***** Records for this exercise

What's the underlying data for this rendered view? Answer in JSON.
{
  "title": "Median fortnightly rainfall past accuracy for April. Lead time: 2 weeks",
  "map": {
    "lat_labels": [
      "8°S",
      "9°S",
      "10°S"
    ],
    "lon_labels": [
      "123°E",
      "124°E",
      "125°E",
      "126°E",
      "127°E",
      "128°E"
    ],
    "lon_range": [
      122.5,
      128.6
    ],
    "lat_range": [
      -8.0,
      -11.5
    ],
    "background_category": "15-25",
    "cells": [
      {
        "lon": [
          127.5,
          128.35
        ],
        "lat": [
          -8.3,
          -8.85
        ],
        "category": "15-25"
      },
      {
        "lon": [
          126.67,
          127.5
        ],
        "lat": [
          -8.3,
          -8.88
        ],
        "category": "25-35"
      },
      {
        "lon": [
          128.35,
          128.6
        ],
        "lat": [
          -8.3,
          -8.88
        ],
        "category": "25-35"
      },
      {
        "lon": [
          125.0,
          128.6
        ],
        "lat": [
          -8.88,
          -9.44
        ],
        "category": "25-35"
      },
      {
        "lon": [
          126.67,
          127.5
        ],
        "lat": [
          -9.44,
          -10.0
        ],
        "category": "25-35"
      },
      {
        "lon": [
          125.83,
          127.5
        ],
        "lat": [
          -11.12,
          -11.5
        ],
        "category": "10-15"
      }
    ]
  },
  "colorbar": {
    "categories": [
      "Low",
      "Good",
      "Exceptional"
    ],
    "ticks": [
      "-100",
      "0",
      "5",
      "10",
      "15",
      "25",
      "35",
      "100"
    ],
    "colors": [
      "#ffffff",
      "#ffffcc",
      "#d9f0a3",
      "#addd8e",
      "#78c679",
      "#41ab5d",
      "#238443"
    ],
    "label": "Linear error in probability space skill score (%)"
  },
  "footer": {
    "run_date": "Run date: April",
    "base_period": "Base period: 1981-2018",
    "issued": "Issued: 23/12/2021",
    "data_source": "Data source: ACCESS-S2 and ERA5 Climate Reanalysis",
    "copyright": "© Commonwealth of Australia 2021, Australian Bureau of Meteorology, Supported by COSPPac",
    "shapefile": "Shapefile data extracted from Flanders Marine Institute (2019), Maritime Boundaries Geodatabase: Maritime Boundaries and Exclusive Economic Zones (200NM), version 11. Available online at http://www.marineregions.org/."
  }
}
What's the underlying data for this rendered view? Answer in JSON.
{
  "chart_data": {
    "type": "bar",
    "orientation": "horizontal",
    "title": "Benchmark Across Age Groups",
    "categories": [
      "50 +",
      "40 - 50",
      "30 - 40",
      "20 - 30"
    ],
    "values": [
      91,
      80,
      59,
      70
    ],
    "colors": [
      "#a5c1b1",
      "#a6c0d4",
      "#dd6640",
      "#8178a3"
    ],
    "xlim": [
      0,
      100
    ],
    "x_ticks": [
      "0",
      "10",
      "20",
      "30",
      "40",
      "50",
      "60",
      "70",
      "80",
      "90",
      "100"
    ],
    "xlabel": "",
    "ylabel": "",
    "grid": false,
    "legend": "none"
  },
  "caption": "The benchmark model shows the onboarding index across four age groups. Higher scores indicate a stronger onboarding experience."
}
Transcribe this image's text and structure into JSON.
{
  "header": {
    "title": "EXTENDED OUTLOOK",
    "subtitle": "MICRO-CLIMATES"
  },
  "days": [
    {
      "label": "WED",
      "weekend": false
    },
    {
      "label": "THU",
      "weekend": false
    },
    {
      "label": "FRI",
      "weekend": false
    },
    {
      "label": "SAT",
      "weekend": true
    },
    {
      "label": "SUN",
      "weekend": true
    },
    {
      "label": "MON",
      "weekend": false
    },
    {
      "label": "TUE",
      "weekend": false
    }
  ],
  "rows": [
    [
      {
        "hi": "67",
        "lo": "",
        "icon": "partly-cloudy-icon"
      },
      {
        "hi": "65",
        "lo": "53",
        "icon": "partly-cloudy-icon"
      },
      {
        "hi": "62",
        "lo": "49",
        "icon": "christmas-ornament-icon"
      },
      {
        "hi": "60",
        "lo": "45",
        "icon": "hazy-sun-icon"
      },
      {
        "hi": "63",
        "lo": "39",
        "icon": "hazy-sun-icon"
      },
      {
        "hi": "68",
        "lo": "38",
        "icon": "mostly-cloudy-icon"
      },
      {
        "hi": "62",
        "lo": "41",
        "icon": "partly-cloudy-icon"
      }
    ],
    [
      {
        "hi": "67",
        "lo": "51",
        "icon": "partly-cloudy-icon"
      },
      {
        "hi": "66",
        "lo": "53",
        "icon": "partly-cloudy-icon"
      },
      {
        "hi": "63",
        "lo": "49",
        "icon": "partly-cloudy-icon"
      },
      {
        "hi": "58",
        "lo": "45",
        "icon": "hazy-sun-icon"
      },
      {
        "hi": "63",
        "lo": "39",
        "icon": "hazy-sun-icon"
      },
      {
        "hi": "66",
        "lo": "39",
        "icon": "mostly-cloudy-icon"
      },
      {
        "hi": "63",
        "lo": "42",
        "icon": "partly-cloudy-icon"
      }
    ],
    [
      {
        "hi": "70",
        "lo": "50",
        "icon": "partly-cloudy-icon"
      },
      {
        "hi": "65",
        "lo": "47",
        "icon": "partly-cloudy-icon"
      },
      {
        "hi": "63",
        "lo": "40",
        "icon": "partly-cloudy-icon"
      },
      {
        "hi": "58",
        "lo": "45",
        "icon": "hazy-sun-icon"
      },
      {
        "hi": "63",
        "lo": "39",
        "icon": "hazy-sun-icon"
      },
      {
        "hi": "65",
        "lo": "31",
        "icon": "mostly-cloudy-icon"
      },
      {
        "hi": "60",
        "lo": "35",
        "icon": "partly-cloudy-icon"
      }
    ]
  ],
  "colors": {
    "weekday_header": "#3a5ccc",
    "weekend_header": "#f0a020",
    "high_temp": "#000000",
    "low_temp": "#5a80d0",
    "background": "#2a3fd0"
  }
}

**********

→ Written instruction:
Reproduce each entry from the records above, character for character.

→ Exercise answer:
What's the underlying data for this rendered view? Answer in JSON.
{
  "title": "Median fortnightly rainfall past accuracy for April. Lead time: 2 weeks",
  "map": {
    "lat_labels": [
      "8°S",
      "9°S",
      "10°S"
    ],
    "lon_labels": [
      "123°E",
      "124°E",
      "125°E",
      "126°E",
      "127°E",
      "128°E"
    ],
    "lon_range": [
      122.5,
      128.6
    ],
    "lat_range": [
      -8.0,
      -11.5
    ],
    "background_category": "15-25",
    "cells": [
      {
        "lon": [
          127.5,
          128.35
        ],
        "lat": [
          -8.3,
          -8.85
        ],
        "category": "15-25"
      },
      {
        "lon": [
          126.67,
          127.5
        ],
        "lat": [
          -8.3,
          -8.88
        ],
        "category": "25-35"
      },
      {
        "lon": [
          128.35,
          128.6
        ],
        "lat": [
          -8.3,
          -8.88
        ],
        "category": "25-35"
      },
      {
        "lon": [
          125.0,
          128.6
        ],
        "lat": [
          -8.88,
          -9.44
        ],
        "category": "25-35"
      },
      {
        "lon": [
          126.67,
          127.5
        ],
        "lat": [
          -9.44,
          -10.0
        ],
        "category": "25-35"
      },
      {
        "lon": [
          125.83,
          127.5
        ],
        "lat": [
          -11.12,
          -11.5
        ],
        "category": "10-15"
      }
    ]
  },
  "colorbar": {
    "categories": [
      "Low",
      "Good",
      "Exceptional"
    ],
    "ticks": [
      "-100",
      "0",
      "5",
      "10",
      "15",
      "25",
      "35",
      "100"
    ],
    "colors": [
      "#ffffff",
      "#ffffcc",
      "#d9f0a3",
      "#addd8e",
      "#78c679",
      "#41ab5d",
      "#238443"
    ],
    "label": "Linear error in probability space skill score (%)"
  },
  "footer": {
    "run_date": "Run date: April",
    "base_period": "Base period: 1981-2018",
    "issued": "Issued: 23/12/2021",
    "data_source": "Data source: ACCESS-S2 and ERA5 Climate Reanalysis",
    "copyright": "© Commonwealth of Australia 2021, Australian Bureau of Meteorology, Supported by COSPPac",
    "shapefile": "Shapefile data extracted from Flanders Marine Institute (2019), Maritime Boundaries Geodatabase: Maritime Boundaries and Exclusive Economic Zones (200NM), version 11. Available online at http://www.marineregions.org/."
  }
}
What's the underlying data for this rendered view? Answer in JSON.
{
  "chart_data": {
    "type": "bar",
    "orientation": "horizontal",
    "title": "Benchmark Across Age Groups",
    "categories": [
      "50 +",
      "40 - 50",
      "30 - 40",
      "20 - 30"
    ],
    "values": [
      91,
      80,
      59,
      70
    ],
    "colors": [
      "#a5c1b1",
      "#a6c0d4",
      "#dd6640",
      "#8178a3"
    ],
    "xlim": [
      0,
      100
    ],
    "x_ticks": [
      "0",
      "10",
      "20",
      "30",
      "40",
      "50",
      "60",
      "70",
      "80",
      "90",
      "100"
    ],
    "xlabel": "",
    "ylabel": "",
    "grid": false,
    "legend": "none"
  },
  "caption": "The benchmark model shows the onboarding index across four age groups. Higher scores indicate a stronger onboarding experience."
}
Transcribe this image's text and structure into JSON.
{
  "header": {
    "title": "EXTENDED OUTLOOK",
    "subtitle": "MICRO-CLIMATES"
  },
  "days": [
    {
      "label": "WED",
      "weekend": false
    },
    {
      "label": "THU",
      "weekend": false
    },
    {
      "label": "FRI",
      "weekend": false
    },
    {
      "label": "SAT",
      "weekend": true
    },
    {
      "label": "SUN",
      "weekend": true
    },
    {
      "label": "MON",
      "weekend": false
    },
    {
      "label": "TUE",
      "weekend": false
    }
  ],
  "rows": [
    [
      {
        "hi": "67",
        "lo": "",
        "icon": "partly-cloudy-icon"
      },
      {
        "hi": "65",
        "lo": "53",
        "icon": "partly-cloudy-icon"
      },
      {
        "hi": "62",
        "lo": "49",
        "icon": "christmas-ornament-icon"
      },
      {
        "hi": "60",
        "lo": "45",
        "icon": "hazy-sun-icon"
      },
      {
        "hi": "63",
        "lo": "39",
        "icon": "hazy-sun-icon"
      },
      {
        "hi": "68",
        "lo": "38",
        "icon": "mostly-cloudy-icon"
      },
      {
        "hi": "62",
        "lo": "41",
        "icon": "partly-cloudy-icon"
      }
    ],
    [
      {
        "hi": "67",
        "lo": "51",
        "icon": "partly-cloudy-icon"
      },
      {
        "hi": "66",
        "lo": "53",
        "icon": "partly-cloudy-icon"
      },
      {
        "hi": "63",
        "lo": "49",
        "icon": "partly-cloudy-icon"
      },
      {
        "hi": "58",
        "lo": "45",
        "icon": "hazy-sun-icon"
      },
      {
        "hi": "63",
        "lo": "39",
        "icon": "hazy-sun-icon"
      },
      {
        "hi": "66",
        "lo": "39",
        "icon": "mostly-cloudy-icon"
      },
      {
        "hi": "63",
        "lo": "42",
        "icon": "partly-cloudy-icon"
      }
    ],
    [
      {
        "hi": "70",
        "lo": "50",
        "icon": "partly-cloudy-icon"
      },
      {
        "hi": "65",
        "lo": "47",
        "icon": "partly-cloudy-icon"
      },
      {
        "hi": "63",
        "lo": "40",
        "icon": "partly-cloudy-icon"
      },
      {
        "hi": "58",
        "lo": "45",
        "icon": "hazy-sun-icon"
      },
      {
        "hi": "63",
        "lo": "39",
        "icon": "hazy-sun-icon"
      },
      {
        "hi": "65",
        "lo": "31",
        "icon": "mostly-cloudy-icon"
      },
      {
        "hi": "60",
        "lo": "35",
        "icon": "partly-cloudy-icon"
      }
    ]
  ],
  "colors": {
    "weekday_header": "#3a5ccc",
    "weekend_header": "#f0a020",
    "high_temp": "#000000",
    "low_temp": "#5a80d0",
    "background": "#2a3fd0"
  }
}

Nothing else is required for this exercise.